_PROBLEM STATEMENT_:
Copy out, from the entries below, each line holding the string "Temminck".

_DATA FOR THE TASK_:
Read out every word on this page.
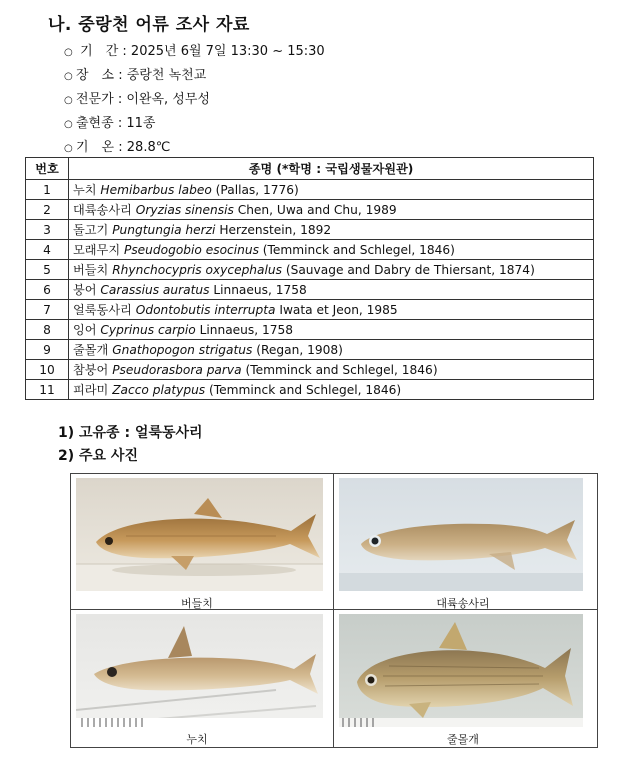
나. 중랑천 어류 조사 자료
○ 기　간 : 2025년 6월 7일 13:30 ~ 15:30
○ 장　소 : 중랑천 녹천교
○ 전문가 : 이완옥, 성무성
○ 출현종 : 11종
○ 기　온 : 28.8℃
번호	종명 (*학명 : 국립생물자원관)
1	누치 Hemibarbus labeo (Pallas, 1776)
2	대륙송사리 Oryzias sinensis Chen, Uwa and Chu, 1989
3	돌고기 Pungtungia herzi Herzenstein, 1892
4	모래무지 Pseudogobio esocinus (Temminck and Schlegel, 1846)
5	버들치 Rhynchocypris oxycephalus (Sauvage and Dabry de Thiersant, 1874)
6	붕어 Carassius auratus Linnaeus, 1758
7	얼룩동사리 Odontobutis interrupta Iwata et Jeon, 1985
8	잉어 Cyprinus carpio Linnaeus, 1758
9	줄몰개 Gnathopogon strigatus (Regan, 1908)
10	참붕어 Pseudorasbora parva (Temminck and Schlegel, 1846)
11	피라미 Zacco platypus (Temminck and Schlegel, 1846)
1) 고유종 : 얼룩동사리
2) 주요 사진
버들치	대륙송사리
누치	줄몰개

_EXERCISE RESULT_:
4	모래무지 Pseudogobio esocinus (Temminck and Schlegel, 1846)
10	참붕어 Pseudorasbora parva (Temminck and Schlegel, 1846)
11	피라미 Zacco platypus (Temminck and Schlegel, 1846)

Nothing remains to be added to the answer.